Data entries
▶
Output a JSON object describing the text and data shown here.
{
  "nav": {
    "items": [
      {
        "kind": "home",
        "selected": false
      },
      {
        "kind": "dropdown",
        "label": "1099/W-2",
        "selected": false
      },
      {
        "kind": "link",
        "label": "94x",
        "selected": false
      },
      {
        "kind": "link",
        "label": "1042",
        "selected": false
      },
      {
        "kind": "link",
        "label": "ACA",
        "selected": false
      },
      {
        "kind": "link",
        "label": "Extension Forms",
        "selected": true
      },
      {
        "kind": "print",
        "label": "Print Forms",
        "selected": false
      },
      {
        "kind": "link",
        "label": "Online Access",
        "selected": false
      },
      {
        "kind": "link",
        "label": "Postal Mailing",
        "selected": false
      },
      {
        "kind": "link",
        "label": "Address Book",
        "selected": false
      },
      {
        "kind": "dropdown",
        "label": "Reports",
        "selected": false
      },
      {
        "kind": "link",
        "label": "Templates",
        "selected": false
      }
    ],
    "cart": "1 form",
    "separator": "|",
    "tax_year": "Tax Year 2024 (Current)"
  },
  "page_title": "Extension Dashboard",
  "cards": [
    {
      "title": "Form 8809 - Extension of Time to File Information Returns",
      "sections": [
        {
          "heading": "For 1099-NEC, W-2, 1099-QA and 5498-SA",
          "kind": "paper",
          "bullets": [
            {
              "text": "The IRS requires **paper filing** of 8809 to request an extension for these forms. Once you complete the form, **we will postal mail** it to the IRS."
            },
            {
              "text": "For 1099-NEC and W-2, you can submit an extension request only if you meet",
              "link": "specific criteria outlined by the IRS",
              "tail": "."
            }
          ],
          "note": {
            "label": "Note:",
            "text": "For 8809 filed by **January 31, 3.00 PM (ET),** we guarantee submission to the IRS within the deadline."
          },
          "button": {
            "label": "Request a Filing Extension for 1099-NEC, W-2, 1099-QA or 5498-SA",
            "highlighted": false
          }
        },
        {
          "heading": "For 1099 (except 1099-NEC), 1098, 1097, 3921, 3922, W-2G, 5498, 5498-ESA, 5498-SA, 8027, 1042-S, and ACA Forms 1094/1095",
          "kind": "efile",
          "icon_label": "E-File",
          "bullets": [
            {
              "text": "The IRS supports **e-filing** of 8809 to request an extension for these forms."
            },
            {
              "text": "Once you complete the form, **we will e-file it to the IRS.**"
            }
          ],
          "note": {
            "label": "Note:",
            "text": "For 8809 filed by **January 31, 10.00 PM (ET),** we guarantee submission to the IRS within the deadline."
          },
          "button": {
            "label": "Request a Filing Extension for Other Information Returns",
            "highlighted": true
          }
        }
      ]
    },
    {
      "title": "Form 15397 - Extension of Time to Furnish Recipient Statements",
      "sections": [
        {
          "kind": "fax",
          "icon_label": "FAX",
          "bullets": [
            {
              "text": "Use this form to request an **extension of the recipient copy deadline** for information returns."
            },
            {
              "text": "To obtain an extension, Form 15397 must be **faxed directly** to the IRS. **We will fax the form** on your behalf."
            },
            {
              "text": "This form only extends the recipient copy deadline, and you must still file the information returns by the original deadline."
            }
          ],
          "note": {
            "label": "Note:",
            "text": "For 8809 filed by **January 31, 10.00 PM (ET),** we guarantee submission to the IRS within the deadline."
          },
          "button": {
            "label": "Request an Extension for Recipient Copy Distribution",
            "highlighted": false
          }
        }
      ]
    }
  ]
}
◀
▶
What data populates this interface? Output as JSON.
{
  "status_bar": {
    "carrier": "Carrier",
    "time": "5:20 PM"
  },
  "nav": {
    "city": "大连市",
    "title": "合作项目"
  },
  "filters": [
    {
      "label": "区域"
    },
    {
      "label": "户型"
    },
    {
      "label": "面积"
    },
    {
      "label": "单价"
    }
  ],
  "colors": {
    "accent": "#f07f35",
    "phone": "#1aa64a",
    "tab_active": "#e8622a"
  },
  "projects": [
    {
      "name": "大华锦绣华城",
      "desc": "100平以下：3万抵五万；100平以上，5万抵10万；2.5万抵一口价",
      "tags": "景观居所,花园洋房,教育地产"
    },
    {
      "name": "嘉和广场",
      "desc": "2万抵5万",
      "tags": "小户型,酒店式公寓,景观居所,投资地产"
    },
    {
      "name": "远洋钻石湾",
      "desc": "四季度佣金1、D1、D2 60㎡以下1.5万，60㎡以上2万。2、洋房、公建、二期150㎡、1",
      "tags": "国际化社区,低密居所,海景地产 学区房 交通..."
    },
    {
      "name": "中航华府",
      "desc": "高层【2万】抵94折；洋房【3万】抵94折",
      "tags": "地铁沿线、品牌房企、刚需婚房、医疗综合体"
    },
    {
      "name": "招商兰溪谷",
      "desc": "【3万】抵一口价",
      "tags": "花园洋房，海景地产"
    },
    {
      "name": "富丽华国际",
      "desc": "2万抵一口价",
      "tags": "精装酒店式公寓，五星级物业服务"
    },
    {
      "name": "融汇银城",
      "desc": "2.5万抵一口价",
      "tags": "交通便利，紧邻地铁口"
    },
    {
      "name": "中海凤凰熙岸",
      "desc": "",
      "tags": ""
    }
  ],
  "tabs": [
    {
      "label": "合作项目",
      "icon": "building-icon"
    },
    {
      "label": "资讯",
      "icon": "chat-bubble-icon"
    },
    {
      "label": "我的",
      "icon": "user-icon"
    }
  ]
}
◀
To do: Sift through the entries and copy every line with "景观居所".

Solved problem:
      "tags": "景观居所,花园洋房,教育地产"
      "tags": "小户型,酒店式公寓,景观居所,投资地产"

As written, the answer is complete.